• [A block of data]:
-------------------------

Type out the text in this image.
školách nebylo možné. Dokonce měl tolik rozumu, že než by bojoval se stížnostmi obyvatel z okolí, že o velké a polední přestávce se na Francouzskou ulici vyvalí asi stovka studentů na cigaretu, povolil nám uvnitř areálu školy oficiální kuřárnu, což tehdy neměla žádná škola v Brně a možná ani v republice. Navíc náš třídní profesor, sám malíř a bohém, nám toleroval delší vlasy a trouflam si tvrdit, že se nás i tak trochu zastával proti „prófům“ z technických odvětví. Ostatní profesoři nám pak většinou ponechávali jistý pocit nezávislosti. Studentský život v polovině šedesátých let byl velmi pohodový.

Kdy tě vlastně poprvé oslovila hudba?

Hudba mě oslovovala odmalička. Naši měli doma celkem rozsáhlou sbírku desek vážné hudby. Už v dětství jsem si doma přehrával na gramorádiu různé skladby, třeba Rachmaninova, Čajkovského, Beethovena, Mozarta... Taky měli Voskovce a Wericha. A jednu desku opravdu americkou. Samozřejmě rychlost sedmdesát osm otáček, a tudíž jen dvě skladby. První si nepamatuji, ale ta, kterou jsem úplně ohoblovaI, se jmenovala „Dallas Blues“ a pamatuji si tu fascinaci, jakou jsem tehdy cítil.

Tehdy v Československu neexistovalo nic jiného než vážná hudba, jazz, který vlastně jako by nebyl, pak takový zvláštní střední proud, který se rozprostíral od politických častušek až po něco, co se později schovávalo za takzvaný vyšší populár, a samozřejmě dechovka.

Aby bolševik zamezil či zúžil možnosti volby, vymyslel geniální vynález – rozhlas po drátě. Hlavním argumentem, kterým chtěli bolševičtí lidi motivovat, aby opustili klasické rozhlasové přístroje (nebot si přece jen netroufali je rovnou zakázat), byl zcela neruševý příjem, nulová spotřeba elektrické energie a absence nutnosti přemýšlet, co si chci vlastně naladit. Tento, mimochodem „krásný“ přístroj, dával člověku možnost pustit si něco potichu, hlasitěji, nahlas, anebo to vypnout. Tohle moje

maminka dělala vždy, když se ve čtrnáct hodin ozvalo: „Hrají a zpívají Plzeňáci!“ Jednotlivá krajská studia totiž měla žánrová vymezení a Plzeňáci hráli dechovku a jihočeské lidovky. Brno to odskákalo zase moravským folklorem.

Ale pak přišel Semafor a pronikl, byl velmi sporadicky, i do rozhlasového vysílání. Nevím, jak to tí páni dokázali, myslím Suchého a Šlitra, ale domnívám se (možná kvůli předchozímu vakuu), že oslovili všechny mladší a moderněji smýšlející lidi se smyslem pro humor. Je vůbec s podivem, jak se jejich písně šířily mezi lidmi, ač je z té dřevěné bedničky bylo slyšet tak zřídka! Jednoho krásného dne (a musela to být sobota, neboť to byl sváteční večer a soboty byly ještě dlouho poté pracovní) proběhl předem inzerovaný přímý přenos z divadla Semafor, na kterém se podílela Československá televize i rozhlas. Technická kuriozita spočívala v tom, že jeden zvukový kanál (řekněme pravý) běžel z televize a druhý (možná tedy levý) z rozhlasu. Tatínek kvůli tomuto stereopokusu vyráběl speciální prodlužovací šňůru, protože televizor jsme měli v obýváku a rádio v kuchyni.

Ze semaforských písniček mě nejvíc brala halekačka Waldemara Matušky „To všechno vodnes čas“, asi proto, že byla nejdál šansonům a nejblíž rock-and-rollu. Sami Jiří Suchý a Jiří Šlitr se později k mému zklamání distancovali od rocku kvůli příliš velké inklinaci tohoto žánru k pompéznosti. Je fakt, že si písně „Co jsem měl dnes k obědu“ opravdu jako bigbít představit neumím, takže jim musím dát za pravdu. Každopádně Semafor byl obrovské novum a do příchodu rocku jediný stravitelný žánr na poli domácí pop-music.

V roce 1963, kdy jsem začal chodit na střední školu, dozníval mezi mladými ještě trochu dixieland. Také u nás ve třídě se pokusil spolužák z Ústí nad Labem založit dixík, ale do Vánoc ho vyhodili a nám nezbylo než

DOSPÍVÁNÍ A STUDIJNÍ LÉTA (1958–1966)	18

-------------------------

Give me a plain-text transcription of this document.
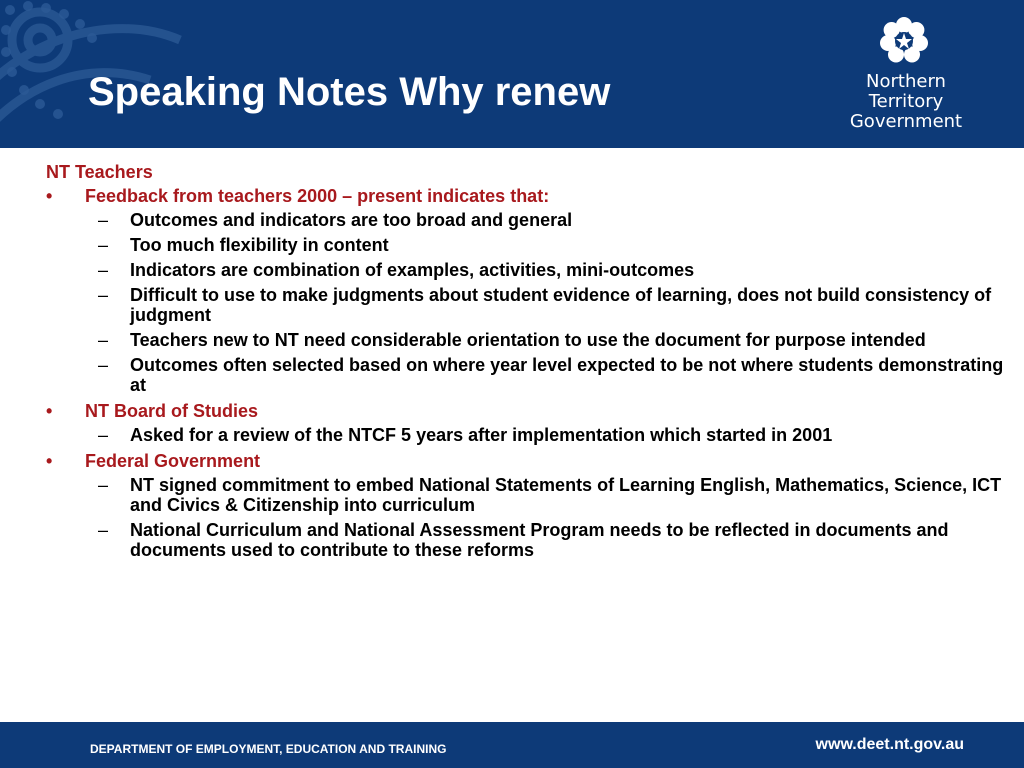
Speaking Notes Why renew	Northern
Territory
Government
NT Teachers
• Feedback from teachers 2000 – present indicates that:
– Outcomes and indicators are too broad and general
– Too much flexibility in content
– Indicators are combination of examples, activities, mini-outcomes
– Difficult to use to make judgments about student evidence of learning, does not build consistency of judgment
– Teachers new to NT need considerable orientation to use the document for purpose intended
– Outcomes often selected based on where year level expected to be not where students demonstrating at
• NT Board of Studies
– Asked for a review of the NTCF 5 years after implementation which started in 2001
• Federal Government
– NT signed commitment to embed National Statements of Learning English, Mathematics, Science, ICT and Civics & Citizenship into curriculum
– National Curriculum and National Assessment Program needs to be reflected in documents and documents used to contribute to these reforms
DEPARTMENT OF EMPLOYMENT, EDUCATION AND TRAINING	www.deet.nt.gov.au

-------------------------

• [What this task involves]:
Extract all lines from the data in which "National" is found.

• [Exercise answer]:
– NT signed commitment to embed National Statements of Learning English, Mathematics, Science, ICT and Civics & Citizenship into curriculum
– National Curriculum and National Assessment Program needs to be reflected in documents and documents used to contribute to these reforms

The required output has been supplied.